• _Instrucciones_:
a - Enumera los países a los que, según el texto sobre la hambruna en Sudán del Sur, han huido millones de personas.
b - Prosigue el texto sobre la hambruna en Sudán del Sur desde el punto en que termina.

• _Texto mostrado_:
Ni las sequías ni las plagas ni las inundaciones son tan destructivas como la mano del ser humano. Esta hambruna, oficialmente declarada ayer en el Estado más joven del mundo, tiene un carácter diferente a las de otras regiones. No sólo porque la produce la guerra y el colapso de la economía del país, que ya sólo existe como líneas en un mapa. En este caso, el ejército está cerrando carreteras y desabasteciendo zonas enteras para que la comida no llegue, es decir, el hambre inducida, una manera muy efectiva de aplicar la limpieza étnica que desangra el país desde el año 2013, cuando se rompió el sueño de una nación unida que le llevó a la independencia en 2011.

En la actualidad hay 100.000 personas en alto riesgo de muerte y un millón más clasificadas al borde del desastre. Se espera que el número total de personas en situación de inseguridad alimentaria aumente a 5,5 millones en el punto álgido de la temporada de carestía en julio, cuando la cosecha se haya agotado, si no se hace nada para frenar la severidad y propagación de la crisis alimentaria. Al tratarse de hambruna inducida, combatirla no sólo depende del despliegue humanitario, sino de la acción del propio Gobierno de Sudán del Sur, más ocupado en combatir a parte de sus propios ciudadanos que en alimentarlos.

Esta hambruna, que no se había declarado antes por motivos políticos (los recursos económicos que se deberían haber liberado estaban centrados en Irak y Siria) es la segunda en lo que va de siglo tras la del Cuerno de África en 2011, la peor en 60 años, con un millón de muertos, la mayoría niños.

La guerra civil entre la facción dinka del presidente Salva Kiir y su ex vicepresidente, Riek Machar, de etnia nuer, ha dejado el país en bancarrota. «Nuestros peores temores se han hecho realidad», afirma Serge Tissot, de la FAO. Nadie sabe cuánta gente ha muerto en el conflicto porque las organizaciones dejaron de contar los muertos en 2015. Millones de personas han huido a Uganda, República Centroafricana, Congo e incluso a Sudán, en el norte, hacia la peligrosa región de Darfur. Cualquier lugar mejor que Sudán del Sur.

Todos los días miles de personas abandonan el país por caminos de tierra, acosados por una soldadesca alcoholizada e indisciplinada.

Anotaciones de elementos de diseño
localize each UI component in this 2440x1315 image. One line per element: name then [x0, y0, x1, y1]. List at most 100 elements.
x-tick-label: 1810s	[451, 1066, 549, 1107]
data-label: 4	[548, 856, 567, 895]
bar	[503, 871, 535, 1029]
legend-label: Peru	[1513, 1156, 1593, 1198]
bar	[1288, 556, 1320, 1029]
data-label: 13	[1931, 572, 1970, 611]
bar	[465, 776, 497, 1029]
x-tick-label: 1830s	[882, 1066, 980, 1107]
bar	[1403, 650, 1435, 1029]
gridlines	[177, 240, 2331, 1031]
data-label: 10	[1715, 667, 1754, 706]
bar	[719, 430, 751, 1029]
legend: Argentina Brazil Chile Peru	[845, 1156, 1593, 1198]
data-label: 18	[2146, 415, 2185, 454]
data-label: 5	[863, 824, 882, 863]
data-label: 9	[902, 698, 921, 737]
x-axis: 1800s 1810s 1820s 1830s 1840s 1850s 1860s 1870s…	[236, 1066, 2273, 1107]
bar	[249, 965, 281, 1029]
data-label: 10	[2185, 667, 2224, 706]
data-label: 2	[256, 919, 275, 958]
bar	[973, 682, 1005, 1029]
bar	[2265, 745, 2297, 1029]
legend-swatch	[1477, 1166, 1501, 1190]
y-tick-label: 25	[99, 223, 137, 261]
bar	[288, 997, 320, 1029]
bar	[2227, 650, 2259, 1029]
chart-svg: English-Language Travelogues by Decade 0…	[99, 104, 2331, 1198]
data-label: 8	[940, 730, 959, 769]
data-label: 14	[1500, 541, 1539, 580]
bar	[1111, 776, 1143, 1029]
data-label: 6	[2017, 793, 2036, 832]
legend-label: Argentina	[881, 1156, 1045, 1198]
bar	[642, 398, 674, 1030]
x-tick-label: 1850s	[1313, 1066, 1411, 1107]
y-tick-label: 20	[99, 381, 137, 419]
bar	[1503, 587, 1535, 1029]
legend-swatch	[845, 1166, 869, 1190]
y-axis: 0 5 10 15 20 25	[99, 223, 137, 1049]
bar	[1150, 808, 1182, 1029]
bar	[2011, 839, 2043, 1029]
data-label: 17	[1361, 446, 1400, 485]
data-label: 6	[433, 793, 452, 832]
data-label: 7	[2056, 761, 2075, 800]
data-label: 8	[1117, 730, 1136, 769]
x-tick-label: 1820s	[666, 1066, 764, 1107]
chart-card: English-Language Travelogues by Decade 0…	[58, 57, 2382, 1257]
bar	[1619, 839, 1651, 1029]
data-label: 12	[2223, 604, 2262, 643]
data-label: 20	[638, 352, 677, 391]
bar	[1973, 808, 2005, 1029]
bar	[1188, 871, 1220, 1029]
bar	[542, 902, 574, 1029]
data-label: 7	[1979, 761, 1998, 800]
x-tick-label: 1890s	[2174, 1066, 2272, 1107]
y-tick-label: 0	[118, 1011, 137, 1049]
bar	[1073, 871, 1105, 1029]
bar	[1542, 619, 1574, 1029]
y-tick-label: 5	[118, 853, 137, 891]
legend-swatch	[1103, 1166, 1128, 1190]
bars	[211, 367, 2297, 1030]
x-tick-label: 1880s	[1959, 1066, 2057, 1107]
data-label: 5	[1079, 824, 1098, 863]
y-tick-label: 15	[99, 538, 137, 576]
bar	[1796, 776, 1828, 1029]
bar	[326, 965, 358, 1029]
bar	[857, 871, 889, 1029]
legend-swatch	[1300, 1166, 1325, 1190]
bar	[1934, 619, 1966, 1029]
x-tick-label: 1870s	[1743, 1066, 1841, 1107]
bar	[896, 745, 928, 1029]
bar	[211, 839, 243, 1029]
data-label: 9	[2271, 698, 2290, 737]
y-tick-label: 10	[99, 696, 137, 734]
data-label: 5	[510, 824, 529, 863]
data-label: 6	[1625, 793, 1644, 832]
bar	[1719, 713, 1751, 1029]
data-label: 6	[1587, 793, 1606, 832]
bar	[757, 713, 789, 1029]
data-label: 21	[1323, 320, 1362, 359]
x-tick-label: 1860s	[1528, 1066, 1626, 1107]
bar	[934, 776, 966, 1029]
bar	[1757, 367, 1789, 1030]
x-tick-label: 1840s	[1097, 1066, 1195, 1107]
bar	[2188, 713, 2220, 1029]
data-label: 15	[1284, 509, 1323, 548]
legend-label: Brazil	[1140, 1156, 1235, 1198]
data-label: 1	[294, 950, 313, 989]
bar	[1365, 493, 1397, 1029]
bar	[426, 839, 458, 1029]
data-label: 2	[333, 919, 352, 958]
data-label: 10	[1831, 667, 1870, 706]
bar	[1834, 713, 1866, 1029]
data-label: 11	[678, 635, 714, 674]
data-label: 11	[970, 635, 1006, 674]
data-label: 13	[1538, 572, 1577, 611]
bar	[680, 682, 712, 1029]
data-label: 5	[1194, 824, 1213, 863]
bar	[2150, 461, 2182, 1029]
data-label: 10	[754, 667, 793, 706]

• _Respuestas por tarea_:
a - Uganda, República Centroafricana, Congo y Sudán.

b -
Dos de los principales generales del ejército de Kiir (Henry Oyay Nyago y Khalid Ono Loki) han dimitido por no querer participar en «atrocidades, actos de genocidio y limpieza étnica» contra la población civil. Ambos militares han enviado una carta al presidente indicándole que les resulta imposible «mantener la disciplina». «No podemos continuar manteniendo silencio cuando tú estás asesinando y esclavizando a gente inocente», aseguran. Mientras, crecen las matanzas en lugares como Malakal y Bentiu, en los estados del Norte, o Nimule y Yambio, en el Sur, donde también se han alzado en armas contra el Gobierno los llamados Arrow boys, los chicos flecha, una milicia que se armó con arcos y lanzas ante los secuestros del criminal ugandés Joseph Kony.

Todo esto sucede en medio de las críticas a la fallida intervención de Naciones Unidas en el país y a la advertencia de un «genocidio» como el de Ruanda de 1994 en cuanto acabe la estación seca, porque las lluvias impedirían a la gente moverse por el cierre de carreteras. Es difícil competir con los militares de Sudán del Sur en vileza y corrupción, como demuestra su historia reciente de crímenes y violaciones masivas.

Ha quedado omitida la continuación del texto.